• **What the task requires**: Return the listing below verbatim. Pictures do not belong in the copy.

• **Records that describe figures**:
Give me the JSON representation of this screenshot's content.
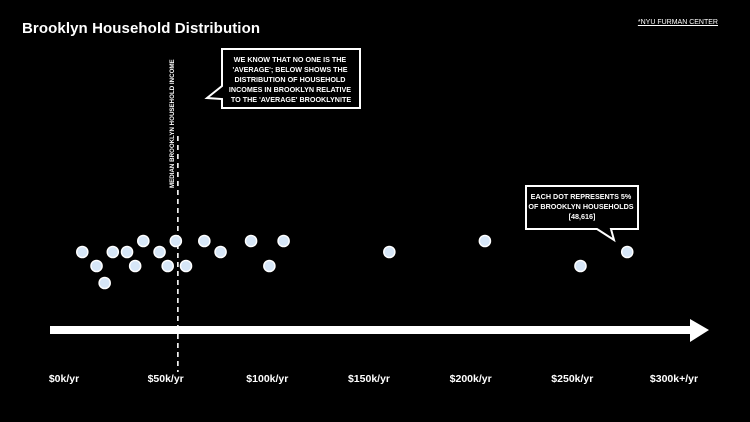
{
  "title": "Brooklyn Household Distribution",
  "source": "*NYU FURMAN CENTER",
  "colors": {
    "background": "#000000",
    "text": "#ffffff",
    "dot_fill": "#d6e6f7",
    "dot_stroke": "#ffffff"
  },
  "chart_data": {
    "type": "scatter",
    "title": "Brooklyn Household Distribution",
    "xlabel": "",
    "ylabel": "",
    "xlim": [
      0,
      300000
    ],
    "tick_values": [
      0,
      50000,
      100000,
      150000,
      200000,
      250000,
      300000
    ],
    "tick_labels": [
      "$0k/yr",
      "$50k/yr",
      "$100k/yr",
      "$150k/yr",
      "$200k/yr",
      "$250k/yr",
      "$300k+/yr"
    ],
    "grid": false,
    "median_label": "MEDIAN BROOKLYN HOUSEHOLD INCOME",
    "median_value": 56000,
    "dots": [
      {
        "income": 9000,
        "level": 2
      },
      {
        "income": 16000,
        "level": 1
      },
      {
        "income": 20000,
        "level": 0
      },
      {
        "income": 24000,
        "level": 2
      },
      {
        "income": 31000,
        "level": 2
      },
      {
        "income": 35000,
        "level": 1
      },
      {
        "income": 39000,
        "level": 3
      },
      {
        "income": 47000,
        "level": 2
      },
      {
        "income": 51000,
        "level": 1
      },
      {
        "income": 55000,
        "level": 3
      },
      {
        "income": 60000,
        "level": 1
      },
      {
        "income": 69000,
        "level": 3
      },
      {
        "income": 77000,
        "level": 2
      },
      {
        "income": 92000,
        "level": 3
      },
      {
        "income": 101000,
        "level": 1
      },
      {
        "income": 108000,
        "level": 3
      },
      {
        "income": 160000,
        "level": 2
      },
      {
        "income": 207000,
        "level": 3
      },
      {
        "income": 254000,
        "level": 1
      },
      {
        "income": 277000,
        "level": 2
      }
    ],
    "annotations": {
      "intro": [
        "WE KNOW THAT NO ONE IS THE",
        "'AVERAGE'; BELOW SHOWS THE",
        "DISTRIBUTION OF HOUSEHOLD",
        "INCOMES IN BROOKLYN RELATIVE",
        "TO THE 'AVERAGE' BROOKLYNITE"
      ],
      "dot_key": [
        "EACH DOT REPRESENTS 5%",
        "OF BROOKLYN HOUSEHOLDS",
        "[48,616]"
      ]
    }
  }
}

• **Exercise output**:
Give me the JSON representation of this screenshot's content.
{
  "title": "Brooklyn Household Distribution",
  "source": "*NYU FURMAN CENTER",
  "colors": {
    "background": "#000000",
    "text": "#ffffff",
    "dot_fill": "#d6e6f7",
    "dot_stroke": "#ffffff"
  },
  "chart_data": {
    "type": "scatter",
    "title": "Brooklyn Household Distribution",
    "xlabel": "",
    "ylabel": "",
    "xlim": [
      0,
      300000
    ],
    "tick_values": [
      0,
      50000,
      100000,
      150000,
      200000,
      250000,
      300000
    ],
    "tick_labels": [
      "$0k/yr",
      "$50k/yr",
      "$100k/yr",
      "$150k/yr",
      "$200k/yr",
      "$250k/yr",
      "$300k+/yr"
    ],
    "grid": false,
    "median_label": "MEDIAN BROOKLYN HOUSEHOLD INCOME",
    "median_value": 56000,
    "dots": [
      {
        "income": 9000,
        "level": 2
      },
      {
        "income": 16000,
        "level": 1
      },
      {
        "income": 20000,
        "level": 0
      },
      {
        "income": 24000,
        "level": 2
      },
      {
        "income": 31000,
        "level": 2
      },
      {
        "income": 35000,
        "level": 1
      },
      {
        "income": 39000,
        "level": 3
      },
      {
        "income": 47000,
        "level": 2
      },
      {
        "income": 51000,
        "level": 1
      },
      {
        "income": 55000,
        "level": 3
      },
      {
        "income": 60000,
        "level": 1
      },
      {
        "income": 69000,
        "level": 3
      },
      {
        "income": 77000,
        "level": 2
      },
      {
        "income": 92000,
        "level": 3
      },
      {
        "income": 101000,
        "level": 1
      },
      {
        "income": 108000,
        "level": 3
      },
      {
        "income": 160000,
        "level": 2
      },
      {
        "income": 207000,
        "level": 3
      },
      {
        "income": 254000,
        "level": 1
      },
      {
        "income": 277000,
        "level": 2
      }
    ],
    "annotations": {
      "intro": [
        "WE KNOW THAT NO ONE IS THE",
        "'AVERAGE'; BELOW SHOWS THE",
        "DISTRIBUTION OF HOUSEHOLD",
        "INCOMES IN BROOKLYN RELATIVE",
        "TO THE 'AVERAGE' BROOKLYNITE"
      ],
      "dot_key": [
        "EACH DOT REPRESENTS 5%",
        "OF BROOKLYN HOUSEHOLDS",
        "[48,616]"
      ]
    }
  }
}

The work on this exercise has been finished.